- STATED GOAL
Print out every record exactly as it appears.

- DATA PROVIDED
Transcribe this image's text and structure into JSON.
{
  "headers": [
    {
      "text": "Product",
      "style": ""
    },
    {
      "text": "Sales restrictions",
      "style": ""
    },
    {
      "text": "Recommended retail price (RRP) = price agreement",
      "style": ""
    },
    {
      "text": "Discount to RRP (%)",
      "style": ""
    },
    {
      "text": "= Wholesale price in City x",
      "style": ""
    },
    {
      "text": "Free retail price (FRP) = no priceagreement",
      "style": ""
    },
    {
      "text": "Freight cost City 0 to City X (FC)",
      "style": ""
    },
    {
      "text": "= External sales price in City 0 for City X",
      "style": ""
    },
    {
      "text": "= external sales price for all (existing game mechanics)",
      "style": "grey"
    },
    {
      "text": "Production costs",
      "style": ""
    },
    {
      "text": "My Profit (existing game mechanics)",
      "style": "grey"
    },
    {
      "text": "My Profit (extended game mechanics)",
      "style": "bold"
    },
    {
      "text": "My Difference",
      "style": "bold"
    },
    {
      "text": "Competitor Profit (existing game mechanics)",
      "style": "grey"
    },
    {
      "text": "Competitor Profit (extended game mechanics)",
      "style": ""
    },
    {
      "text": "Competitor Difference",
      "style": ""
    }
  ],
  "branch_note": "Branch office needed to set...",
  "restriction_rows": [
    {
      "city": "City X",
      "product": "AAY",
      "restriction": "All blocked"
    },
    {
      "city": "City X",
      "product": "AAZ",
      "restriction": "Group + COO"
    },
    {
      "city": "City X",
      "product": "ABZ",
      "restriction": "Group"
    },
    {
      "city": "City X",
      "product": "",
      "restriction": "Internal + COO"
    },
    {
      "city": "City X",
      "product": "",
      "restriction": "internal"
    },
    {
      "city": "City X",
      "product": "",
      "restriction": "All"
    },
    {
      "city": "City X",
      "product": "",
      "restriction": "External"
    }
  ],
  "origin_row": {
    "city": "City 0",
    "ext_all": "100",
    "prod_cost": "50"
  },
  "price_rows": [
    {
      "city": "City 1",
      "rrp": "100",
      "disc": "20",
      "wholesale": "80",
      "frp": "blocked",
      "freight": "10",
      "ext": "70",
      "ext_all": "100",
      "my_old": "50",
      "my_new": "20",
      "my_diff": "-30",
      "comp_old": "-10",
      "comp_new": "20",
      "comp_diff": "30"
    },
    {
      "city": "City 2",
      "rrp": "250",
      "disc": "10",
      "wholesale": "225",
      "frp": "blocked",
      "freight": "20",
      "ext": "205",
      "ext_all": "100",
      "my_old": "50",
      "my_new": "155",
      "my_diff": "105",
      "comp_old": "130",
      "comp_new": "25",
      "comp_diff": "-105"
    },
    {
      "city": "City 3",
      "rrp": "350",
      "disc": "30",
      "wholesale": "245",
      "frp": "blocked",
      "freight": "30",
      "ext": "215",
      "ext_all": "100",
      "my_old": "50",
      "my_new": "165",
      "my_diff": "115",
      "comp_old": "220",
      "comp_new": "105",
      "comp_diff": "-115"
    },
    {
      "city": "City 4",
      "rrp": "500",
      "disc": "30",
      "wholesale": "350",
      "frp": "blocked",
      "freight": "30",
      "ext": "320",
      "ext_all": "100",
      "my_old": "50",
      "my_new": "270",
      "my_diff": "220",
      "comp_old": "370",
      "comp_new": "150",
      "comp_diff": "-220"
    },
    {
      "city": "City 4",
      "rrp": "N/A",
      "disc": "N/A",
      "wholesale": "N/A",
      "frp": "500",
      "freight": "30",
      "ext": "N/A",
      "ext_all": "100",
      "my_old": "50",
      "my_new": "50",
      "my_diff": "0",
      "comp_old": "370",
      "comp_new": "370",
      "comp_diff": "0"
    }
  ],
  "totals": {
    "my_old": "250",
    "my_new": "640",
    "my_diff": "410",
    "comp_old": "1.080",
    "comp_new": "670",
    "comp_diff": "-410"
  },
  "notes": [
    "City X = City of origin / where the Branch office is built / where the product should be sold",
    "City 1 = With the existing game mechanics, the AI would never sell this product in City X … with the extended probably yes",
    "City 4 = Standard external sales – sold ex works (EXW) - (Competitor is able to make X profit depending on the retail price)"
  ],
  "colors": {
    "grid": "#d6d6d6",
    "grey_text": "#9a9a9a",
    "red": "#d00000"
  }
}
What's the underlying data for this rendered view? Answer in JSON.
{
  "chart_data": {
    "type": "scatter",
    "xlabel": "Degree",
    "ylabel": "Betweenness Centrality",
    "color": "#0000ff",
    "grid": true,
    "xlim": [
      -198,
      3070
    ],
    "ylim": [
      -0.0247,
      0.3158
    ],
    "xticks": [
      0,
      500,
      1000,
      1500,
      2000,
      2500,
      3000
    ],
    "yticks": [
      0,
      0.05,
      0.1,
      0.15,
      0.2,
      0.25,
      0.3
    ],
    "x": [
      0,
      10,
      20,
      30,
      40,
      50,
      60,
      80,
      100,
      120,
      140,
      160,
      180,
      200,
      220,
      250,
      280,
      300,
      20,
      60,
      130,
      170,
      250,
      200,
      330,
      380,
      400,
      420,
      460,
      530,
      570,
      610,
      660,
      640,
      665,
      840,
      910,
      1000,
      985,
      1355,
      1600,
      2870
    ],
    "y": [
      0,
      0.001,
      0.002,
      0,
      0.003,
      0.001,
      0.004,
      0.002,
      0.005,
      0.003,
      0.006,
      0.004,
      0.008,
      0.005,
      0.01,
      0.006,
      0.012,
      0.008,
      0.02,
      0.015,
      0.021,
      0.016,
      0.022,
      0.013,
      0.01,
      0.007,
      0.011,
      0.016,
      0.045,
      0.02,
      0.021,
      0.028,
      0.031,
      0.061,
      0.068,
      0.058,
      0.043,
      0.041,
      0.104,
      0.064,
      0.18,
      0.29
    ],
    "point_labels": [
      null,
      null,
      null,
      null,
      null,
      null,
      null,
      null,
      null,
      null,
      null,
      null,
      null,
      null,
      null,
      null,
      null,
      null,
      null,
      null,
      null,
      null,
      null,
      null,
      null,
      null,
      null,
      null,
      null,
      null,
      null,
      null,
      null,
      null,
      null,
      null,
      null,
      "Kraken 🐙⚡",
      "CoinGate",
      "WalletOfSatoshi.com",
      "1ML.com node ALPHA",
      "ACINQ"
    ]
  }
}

- EXERCISE OUTPUT
Transcribe this image's text and structure into JSON.
{
  "headers": [
    {
      "text": "Product",
      "style": ""
    },
    {
      "text": "Sales restrictions",
      "style": ""
    },
    {
      "text": "Recommended retail price (RRP) = price agreement",
      "style": ""
    },
    {
      "text": "Discount to RRP (%)",
      "style": ""
    },
    {
      "text": "= Wholesale price in City x",
      "style": ""
    },
    {
      "text": "Free retail price (FRP) = no priceagreement",
      "style": ""
    },
    {
      "text": "Freight cost City 0 to City X (FC)",
      "style": ""
    },
    {
      "text": "= External sales price in City 0 for City X",
      "style": ""
    },
    {
      "text": "= external sales price for all (existing game mechanics)",
      "style": "grey"
    },
    {
      "text": "Production costs",
      "style": ""
    },
    {
      "text": "My Profit (existing game mechanics)",
      "style": "grey"
    },
    {
      "text": "My Profit (extended game mechanics)",
      "style": "bold"
    },
    {
      "text": "My Difference",
      "style": "bold"
    },
    {
      "text": "Competitor Profit (existing game mechanics)",
      "style": "grey"
    },
    {
      "text": "Competitor Profit (extended game mechanics)",
      "style": ""
    },
    {
      "text": "Competitor Difference",
      "style": ""
    }
  ],
  "branch_note": "Branch office needed to set...",
  "restriction_rows": [
    {
      "city": "City X",
      "product": "AAY",
      "restriction": "All blocked"
    },
    {
      "city": "City X",
      "product": "AAZ",
      "restriction": "Group + COO"
    },
    {
      "city": "City X",
      "product": "ABZ",
      "restriction": "Group"
    },
    {
      "city": "City X",
      "product": "",
      "restriction": "Internal + COO"
    },
    {
      "city": "City X",
      "product": "",
      "restriction": "internal"
    },
    {
      "city": "City X",
      "product": "",
      "restriction": "All"
    },
    {
      "city": "City X",
      "product": "",
      "restriction": "External"
    }
  ],
  "origin_row": {
    "city": "City 0",
    "ext_all": "100",
    "prod_cost": "50"
  },
  "price_rows": [
    {
      "city": "City 1",
      "rrp": "100",
      "disc": "20",
      "wholesale": "80",
      "frp": "blocked",
      "freight": "10",
      "ext": "70",
      "ext_all": "100",
      "my_old": "50",
      "my_new": "20",
      "my_diff": "-30",
      "comp_old": "-10",
      "comp_new": "20",
      "comp_diff": "30"
    },
    {
      "city": "City 2",
      "rrp": "250",
      "disc": "10",
      "wholesale": "225",
      "frp": "blocked",
      "freight": "20",
      "ext": "205",
      "ext_all": "100",
      "my_old": "50",
      "my_new": "155",
      "my_diff": "105",
      "comp_old": "130",
      "comp_new": "25",
      "comp_diff": "-105"
    },
    {
      "city": "City 3",
      "rrp": "350",
      "disc": "30",
      "wholesale": "245",
      "frp": "blocked",
      "freight": "30",
      "ext": "215",
      "ext_all": "100",
      "my_old": "50",
      "my_new": "165",
      "my_diff": "115",
      "comp_old": "220",
      "comp_new": "105",
      "comp_diff": "-115"
    },
    {
      "city": "City 4",
      "rrp": "500",
      "disc": "30",
      "wholesale": "350",
      "frp": "blocked",
      "freight": "30",
      "ext": "320",
      "ext_all": "100",
      "my_old": "50",
      "my_new": "270",
      "my_diff": "220",
      "comp_old": "370",
      "comp_new": "150",
      "comp_diff": "-220"
    },
    {
      "city": "City 4",
      "rrp": "N/A",
      "disc": "N/A",
      "wholesale": "N/A",
      "frp": "500",
      "freight": "30",
      "ext": "N/A",
      "ext_all": "100",
      "my_old": "50",
      "my_new": "50",
      "my_diff": "0",
      "comp_old": "370",
      "comp_new": "370",
      "comp_diff": "0"
    }
  ],
  "totals": {
    "my_old": "250",
    "my_new": "640",
    "my_diff": "410",
    "comp_old": "1.080",
    "comp_new": "670",
    "comp_diff": "-410"
  },
  "notes": [
    "City X = City of origin / where the Branch office is built / where the product should be sold",
    "City 1 = With the existing game mechanics, the AI would never sell this product in City X … with the extended probably yes",
    "City 4 = Standard external sales – sold ex works (EXW) - (Competitor is able to make X profit depending on the retail price)"
  ],
  "colors": {
    "grid": "#d6d6d6",
    "grey_text": "#9a9a9a",
    "red": "#d00000"
  }
}
What's the underlying data for this rendered view? Answer in JSON.
{
  "chart_data": {
    "type": "scatter",
    "xlabel": "Degree",
    "ylabel": "Betweenness Centrality",
    "color": "#0000ff",
    "grid": true,
    "xlim": [
      -198,
      3070
    ],
    "ylim": [
      -0.0247,
      0.3158
    ],
    "xticks": [
      0,
      500,
      1000,
      1500,
      2000,
      2500,
      3000
    ],
    "yticks": [
      0,
      0.05,
      0.1,
      0.15,
      0.2,
      0.25,
      0.3
    ],
    "x": [
      0,
      10,
      20,
      30,
      40,
      50,
      60,
      80,
      100,
      120,
      140,
      160,
      180,
      200,
      220,
      250,
      280,
      300,
      20,
      60,
      130,
      170,
      250,
      200,
      330,
      380,
      400,
      420,
      460,
      530,
      570,
      610,
      660,
      640,
      665,
      840,
      910,
      1000,
      985,
      1355,
      1600,
      2870
    ],
    "y": [
      0,
      0.001,
      0.002,
      0,
      0.003,
      0.001,
      0.004,
      0.002,
      0.005,
      0.003,
      0.006,
      0.004,
      0.008,
      0.005,
      0.01,
      0.006,
      0.012,
      0.008,
      0.02,
      0.015,
      0.021,
      0.016,
      0.022,
      0.013,
      0.01,
      0.007,
      0.011,
      0.016,
      0.045,
      0.02,
      0.021,
      0.028,
      0.031,
      0.061,
      0.068,
      0.058,
      0.043,
      0.041,
      0.104,
      0.064,
      0.18,
      0.29
    ],
    "point_labels": [
      null,
      null,
      null,
      null,
      null,
      null,
      null,
      null,
      null,
      null,
      null,
      null,
      null,
      null,
      null,
      null,
      null,
      null,
      null,
      null,
      null,
      null,
      null,
      null,
      null,
      null,
      null,
      null,
      null,
      null,
      null,
      null,
      null,
      null,
      null,
      null,
      null,
      "Kraken 🐙⚡",
      "CoinGate",
      "WalletOfSatoshi.com",
      "1ML.com node ALPHA",
      "ACINQ"
    ]
  }
}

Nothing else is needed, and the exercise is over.